• WHAT YOU WILL DO: Decide whether each statement agrees with the court opinion below, answering yes or no and quoting the words of the opinion that settle it. (a) The district judge will have the first cause of action tried before a jury. (b) The defendants contend that claim (a), if pleaded in a separate suit, would not be triable before a jury. (c) Each of the three transactions needs the prior decision of one of the others for its adjudication.
— start TEXT —
As stated in Original Ballet Russe v. Ballet Theatre Co., 2 Cir., 133 F.2d 187, 189, each of plaintiff's claims contains "the aggregate of operative facts which give rise to a right enforceable in the courts", and by Judge Clark in Atwater v. North American Coal Co., 2 Cir., 111 F.2d 125, 126, all three claims are of "differing occurrences or transactions, which form the basis of separate units of judicial action." Each of the three transactions alleged could be the subject of a separate suit in which any issue of fact which is a part of its transaction which has been adjudicated in an earlier suit on another transaction is binding in the subsequent suit. Brady v. Daly, 175 U.S. 148, 161, 20 S.Ct. 62, 44 L. Ed. 109, a case involving the prior copyright statutes, identical in the pertinent provisions.

However, no one of the three transactions alleged needs for its adjudication the prior decision of either of the others, hence the instant case is unlike Fitzpatrick v. Sun Life Assur. Co., D.C., 1 F.R.D. 713, 717, and Pallant v. Sinatra, D.C., 59 F. Supp. 684, 685, where the opinion states that there can be no recovery on the common law claim unless recovery be had in the equitable issues.

Nor is the transaction for damages a mere incident of a limited statutory equitable relief as in National Labor Relations Board v. Jones Laughlin Steel Corp., 310 U.S. 1, 48, 49, 57 S. Ct. 615, 81 L.Ed. 893, 108 A.L.R. 1352, nor is this a case in which plaintiff seeks solely equitable relief as in Bellavance v. Plastic-Craft Novelty Co., D.C., 30 F. Supp. 37, 39; nor one in which no amount of damages is alleged to have been suffered as in Sheldon v. Moredall Realty Co., D.C., 22 F. Supp. 91; nor one where the complaint alleges "plaintiff is without adequate remedy at law," Arnstein v. Twentieth Century Fox Film Corp., D.C., 3 F.R.D. 58, 59, and Young v. Loew's, Inc., D.C., 2 F.R.D. 350.

The district judge ruled that he will commit the trial of the first cause of action to a jury to be tried as at common law. The judge's return to the order to show cause also states that simultaneously he will try, without the jury, the second and third causes of action "to the extent practicable."

The defendants do not contend that the transaction of claim (a) for damages to the plaintiff, if pleaded in a separate suit, is not triable before a jury. Cf. Journal Pub. Co. v. Drake, 9 Cir., 199 F. 572. Defendants contend that by combining the three sets of transactions in a single suit, plaintiff does not have preserved to it the right to a jury trial it would have had in the separate suit on the common law transaction, and that the three different claims based on them must be tried in equity. Defendants rely upon Judge Cardozo's statement in Di Menna v. Cooper Evans Co., 220 N.Y. 391, 115 N.E. 993, 994, that "* * * the rule is fundamental that where a plaintiff seeks legal and equitable relief in respect of the same wrong, his right to trial by jury is lost. If any right remains, it is the right of the defendant. * * *" This is the view taken by certain district judges, Cf. Gaumont v. Warner Bros. Pictures, D.C.S.D.N.Y., 2 F.R.D. 45, 46; Conn v. Kohlemann, D.C.E.D.Pa., 2 F.R.D. 514, 516, and in dicta in other district court opinions.
— end TEXT —
— start DATASET EXCERPTS —
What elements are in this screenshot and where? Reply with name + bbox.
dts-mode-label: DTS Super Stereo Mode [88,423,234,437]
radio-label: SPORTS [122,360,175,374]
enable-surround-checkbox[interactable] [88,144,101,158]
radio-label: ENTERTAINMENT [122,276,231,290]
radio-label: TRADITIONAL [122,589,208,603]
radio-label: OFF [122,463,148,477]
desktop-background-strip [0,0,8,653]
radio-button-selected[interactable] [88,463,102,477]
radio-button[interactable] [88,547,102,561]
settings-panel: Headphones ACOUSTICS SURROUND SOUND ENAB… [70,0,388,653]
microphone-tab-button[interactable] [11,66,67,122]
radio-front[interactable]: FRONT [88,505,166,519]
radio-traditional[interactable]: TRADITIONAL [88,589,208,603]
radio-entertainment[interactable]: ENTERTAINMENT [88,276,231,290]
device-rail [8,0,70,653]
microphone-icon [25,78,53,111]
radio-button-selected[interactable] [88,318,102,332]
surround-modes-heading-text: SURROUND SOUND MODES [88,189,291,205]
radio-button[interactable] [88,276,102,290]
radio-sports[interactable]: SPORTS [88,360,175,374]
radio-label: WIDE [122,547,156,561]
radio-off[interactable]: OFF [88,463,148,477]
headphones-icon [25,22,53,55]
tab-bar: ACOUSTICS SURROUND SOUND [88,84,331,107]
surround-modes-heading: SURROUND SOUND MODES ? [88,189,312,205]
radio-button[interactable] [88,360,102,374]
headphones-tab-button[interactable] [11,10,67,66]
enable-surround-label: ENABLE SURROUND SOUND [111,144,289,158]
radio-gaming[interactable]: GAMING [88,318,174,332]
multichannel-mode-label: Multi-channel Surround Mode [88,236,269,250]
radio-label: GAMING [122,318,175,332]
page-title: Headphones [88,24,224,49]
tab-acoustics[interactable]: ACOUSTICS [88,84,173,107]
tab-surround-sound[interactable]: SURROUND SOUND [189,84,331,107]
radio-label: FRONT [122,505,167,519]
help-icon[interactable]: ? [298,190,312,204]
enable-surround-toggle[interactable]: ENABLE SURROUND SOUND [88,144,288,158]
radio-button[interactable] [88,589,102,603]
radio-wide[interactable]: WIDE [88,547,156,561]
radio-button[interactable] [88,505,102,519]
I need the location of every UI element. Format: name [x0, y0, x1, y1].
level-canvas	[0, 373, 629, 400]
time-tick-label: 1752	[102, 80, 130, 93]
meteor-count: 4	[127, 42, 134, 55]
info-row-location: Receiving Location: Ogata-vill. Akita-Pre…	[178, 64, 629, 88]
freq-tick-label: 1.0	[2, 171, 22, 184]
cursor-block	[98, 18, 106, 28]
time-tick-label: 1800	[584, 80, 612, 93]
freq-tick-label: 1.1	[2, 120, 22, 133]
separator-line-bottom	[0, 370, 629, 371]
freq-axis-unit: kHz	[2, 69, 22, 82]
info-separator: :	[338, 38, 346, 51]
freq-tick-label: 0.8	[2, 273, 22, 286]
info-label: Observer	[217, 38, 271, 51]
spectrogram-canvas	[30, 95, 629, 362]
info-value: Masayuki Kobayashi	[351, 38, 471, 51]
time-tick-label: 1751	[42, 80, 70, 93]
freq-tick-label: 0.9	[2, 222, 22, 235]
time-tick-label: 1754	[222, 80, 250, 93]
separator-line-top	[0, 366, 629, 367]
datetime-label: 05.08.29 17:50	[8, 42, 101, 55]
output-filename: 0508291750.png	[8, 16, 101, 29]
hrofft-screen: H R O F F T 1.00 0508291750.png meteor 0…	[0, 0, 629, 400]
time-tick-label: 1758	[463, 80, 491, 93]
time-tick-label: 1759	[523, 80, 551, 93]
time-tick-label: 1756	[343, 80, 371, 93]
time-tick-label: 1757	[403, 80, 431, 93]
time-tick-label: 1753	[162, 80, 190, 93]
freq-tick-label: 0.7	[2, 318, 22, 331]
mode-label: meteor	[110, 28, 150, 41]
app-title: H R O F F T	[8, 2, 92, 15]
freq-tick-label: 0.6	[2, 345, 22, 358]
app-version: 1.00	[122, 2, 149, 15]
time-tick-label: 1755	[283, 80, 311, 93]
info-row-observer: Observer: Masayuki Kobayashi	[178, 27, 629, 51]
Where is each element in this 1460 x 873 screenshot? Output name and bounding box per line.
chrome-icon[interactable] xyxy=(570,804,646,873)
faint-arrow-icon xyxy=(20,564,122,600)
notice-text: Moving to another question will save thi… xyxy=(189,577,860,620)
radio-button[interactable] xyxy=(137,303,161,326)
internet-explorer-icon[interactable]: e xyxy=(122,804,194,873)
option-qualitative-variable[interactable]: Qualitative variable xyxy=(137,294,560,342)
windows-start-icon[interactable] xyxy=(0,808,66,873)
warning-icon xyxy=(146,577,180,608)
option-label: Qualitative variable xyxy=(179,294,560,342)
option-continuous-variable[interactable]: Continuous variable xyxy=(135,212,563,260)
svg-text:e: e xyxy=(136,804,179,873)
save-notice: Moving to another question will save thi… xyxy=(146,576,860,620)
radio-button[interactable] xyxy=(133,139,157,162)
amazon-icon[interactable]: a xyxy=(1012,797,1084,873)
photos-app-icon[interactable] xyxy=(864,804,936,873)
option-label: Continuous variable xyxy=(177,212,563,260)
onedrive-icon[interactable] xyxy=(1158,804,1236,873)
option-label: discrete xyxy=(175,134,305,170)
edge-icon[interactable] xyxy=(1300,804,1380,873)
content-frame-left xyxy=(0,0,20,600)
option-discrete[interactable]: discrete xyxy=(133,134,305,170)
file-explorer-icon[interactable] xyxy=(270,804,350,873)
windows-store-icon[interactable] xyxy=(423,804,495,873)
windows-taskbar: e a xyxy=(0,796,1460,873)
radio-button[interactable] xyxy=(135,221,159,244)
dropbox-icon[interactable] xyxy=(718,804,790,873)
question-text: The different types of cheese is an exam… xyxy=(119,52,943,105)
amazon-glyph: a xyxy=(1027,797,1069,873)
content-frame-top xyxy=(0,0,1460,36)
— end DATASET EXCERPTS —
— start DATASET EXCERPTS —
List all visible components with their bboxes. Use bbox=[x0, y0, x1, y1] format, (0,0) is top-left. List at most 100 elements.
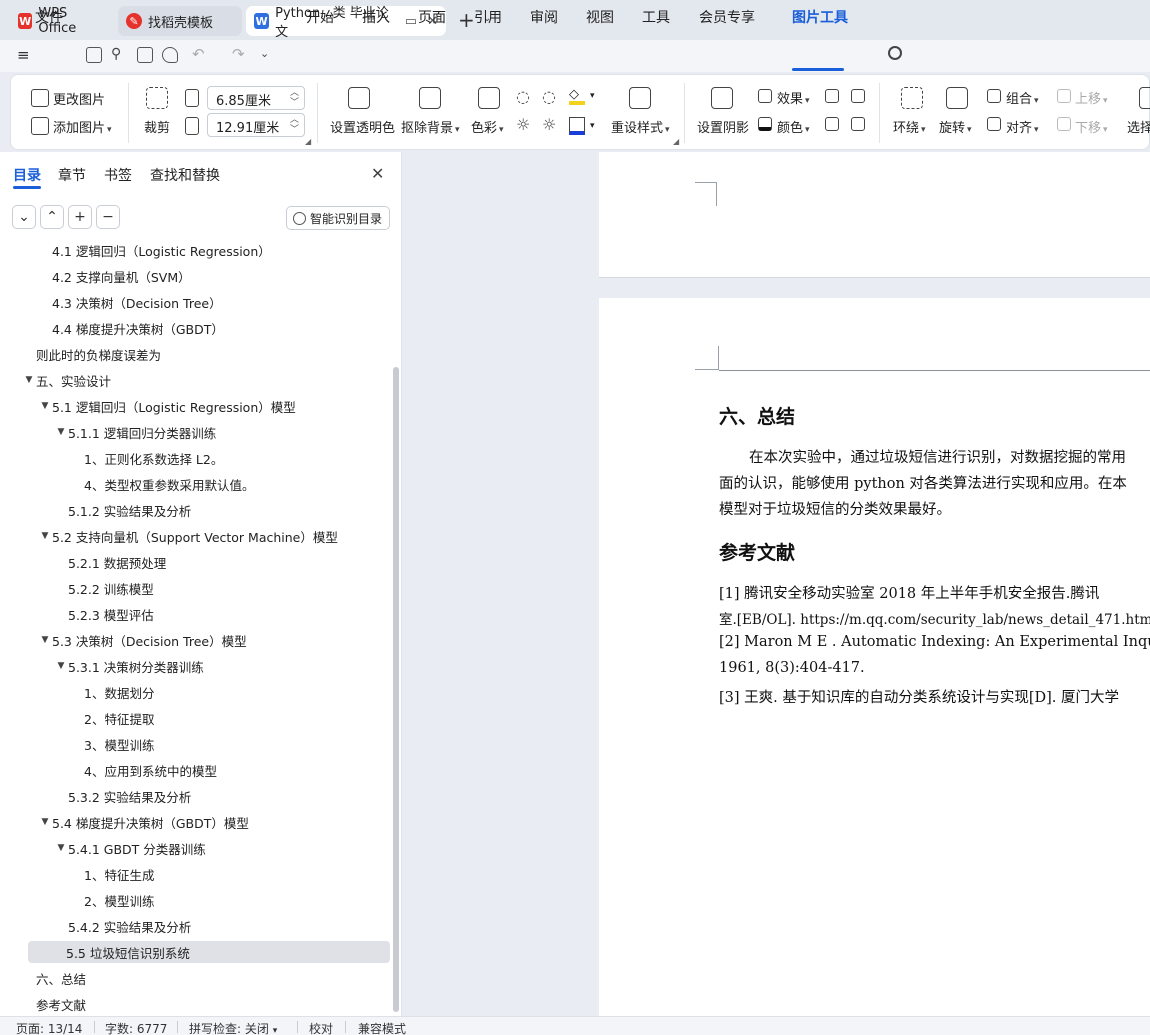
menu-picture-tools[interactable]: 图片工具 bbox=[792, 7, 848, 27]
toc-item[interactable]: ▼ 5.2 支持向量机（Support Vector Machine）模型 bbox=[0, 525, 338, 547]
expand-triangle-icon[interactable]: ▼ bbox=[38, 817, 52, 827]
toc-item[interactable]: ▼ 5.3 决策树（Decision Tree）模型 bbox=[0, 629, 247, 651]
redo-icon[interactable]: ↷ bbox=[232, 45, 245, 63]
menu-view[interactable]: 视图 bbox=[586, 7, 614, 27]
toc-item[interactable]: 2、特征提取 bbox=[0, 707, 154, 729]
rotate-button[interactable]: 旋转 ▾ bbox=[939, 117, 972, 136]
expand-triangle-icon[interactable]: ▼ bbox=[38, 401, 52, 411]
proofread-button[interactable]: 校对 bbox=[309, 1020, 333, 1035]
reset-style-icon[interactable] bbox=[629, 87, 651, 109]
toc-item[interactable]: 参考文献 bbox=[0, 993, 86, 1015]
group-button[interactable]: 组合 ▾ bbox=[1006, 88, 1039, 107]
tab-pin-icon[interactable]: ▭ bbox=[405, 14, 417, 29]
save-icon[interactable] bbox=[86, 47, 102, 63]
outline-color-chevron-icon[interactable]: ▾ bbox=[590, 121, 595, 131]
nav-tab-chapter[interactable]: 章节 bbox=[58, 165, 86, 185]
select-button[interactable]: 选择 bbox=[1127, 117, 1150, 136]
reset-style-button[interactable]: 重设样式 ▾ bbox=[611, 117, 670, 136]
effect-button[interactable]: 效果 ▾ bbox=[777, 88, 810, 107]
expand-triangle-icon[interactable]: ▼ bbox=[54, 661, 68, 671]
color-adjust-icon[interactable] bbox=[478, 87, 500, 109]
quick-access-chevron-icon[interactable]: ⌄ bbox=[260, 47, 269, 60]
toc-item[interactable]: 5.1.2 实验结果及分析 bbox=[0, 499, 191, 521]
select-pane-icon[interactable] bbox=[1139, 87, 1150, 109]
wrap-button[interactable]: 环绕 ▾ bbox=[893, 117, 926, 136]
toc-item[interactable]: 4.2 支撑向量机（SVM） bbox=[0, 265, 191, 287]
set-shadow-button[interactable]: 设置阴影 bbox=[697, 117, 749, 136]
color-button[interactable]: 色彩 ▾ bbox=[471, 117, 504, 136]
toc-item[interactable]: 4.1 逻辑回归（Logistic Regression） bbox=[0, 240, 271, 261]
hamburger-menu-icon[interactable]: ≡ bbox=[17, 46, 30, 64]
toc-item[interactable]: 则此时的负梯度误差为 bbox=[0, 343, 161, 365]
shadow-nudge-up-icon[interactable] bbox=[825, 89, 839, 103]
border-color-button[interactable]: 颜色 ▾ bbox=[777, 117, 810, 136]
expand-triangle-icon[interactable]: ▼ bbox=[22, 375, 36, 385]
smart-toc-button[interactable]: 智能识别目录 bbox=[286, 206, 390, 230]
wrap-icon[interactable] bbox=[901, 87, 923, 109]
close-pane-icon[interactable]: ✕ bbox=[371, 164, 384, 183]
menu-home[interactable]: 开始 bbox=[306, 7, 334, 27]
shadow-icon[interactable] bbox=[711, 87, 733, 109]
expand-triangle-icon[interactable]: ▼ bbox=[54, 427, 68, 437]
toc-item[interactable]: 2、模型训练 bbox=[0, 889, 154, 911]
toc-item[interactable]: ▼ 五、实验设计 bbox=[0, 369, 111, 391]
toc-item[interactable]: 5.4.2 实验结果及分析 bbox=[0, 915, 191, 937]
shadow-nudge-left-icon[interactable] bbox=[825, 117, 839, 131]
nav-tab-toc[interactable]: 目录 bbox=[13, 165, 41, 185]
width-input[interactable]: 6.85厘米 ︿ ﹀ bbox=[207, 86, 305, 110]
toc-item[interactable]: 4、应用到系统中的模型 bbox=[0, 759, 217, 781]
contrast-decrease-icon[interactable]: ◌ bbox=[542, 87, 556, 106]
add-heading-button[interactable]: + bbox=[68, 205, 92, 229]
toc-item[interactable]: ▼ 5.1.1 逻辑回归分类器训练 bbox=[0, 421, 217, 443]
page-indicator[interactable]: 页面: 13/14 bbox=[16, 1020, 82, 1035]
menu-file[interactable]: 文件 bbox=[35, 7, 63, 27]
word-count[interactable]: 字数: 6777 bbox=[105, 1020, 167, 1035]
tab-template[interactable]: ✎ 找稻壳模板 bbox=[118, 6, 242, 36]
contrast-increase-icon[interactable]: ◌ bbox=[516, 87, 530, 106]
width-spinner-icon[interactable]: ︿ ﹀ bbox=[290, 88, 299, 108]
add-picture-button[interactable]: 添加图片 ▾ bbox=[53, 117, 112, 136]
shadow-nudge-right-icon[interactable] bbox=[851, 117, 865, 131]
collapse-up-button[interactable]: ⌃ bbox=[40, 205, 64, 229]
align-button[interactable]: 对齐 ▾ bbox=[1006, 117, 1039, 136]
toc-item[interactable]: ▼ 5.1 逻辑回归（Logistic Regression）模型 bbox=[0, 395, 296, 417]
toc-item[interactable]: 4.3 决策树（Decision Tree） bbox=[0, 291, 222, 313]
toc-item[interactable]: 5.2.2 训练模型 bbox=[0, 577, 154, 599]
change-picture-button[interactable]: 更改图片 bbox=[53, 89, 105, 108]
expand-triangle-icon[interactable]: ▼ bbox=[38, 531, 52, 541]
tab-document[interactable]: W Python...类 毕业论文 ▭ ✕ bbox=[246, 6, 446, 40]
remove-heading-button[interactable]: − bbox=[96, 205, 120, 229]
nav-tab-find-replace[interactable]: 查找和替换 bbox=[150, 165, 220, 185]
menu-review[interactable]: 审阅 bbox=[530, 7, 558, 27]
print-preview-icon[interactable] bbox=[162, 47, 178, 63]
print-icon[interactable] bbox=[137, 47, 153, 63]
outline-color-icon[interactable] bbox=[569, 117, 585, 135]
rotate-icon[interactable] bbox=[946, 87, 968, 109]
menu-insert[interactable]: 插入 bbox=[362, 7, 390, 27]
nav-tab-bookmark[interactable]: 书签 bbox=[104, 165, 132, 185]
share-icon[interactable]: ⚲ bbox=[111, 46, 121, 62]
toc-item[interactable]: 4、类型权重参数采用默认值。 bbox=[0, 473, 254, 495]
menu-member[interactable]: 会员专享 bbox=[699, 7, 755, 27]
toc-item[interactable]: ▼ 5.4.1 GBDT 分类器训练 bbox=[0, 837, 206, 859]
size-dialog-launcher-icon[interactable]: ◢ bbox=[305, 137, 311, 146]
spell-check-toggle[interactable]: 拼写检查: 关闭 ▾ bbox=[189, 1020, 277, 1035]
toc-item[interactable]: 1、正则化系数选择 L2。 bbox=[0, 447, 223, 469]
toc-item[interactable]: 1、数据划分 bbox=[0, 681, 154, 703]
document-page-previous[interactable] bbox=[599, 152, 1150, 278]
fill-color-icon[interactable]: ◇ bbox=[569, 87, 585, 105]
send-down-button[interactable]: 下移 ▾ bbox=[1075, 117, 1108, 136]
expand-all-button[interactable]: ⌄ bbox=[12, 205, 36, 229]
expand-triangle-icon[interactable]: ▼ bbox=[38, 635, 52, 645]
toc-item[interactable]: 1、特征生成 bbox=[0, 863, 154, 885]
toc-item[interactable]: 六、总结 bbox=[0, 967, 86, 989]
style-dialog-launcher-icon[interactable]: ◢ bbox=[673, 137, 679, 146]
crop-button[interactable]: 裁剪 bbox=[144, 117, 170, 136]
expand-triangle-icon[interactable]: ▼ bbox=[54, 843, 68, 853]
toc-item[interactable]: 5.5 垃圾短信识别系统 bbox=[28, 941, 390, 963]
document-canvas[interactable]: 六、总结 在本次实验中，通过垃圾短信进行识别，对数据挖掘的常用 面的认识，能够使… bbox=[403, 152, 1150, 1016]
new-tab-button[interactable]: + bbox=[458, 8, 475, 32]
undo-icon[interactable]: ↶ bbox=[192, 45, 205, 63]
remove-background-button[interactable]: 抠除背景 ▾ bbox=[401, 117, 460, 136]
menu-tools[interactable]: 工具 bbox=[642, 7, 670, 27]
— end DATASET EXCERPTS —
• EXERCISE RESPONSE:
(a) Yes: "The district judge ruled that he will commit the trial of the first cause of action to a jury to be tried as at common law."
(b) No: "The defendants do not contend that the transaction of claim (a) for damages to the plaintiff, if pleaded in a separate suit, is not triable before a jury."
(c) No: "no one of the three transactions alleged needs for its adjudication the prior decision of either of the others"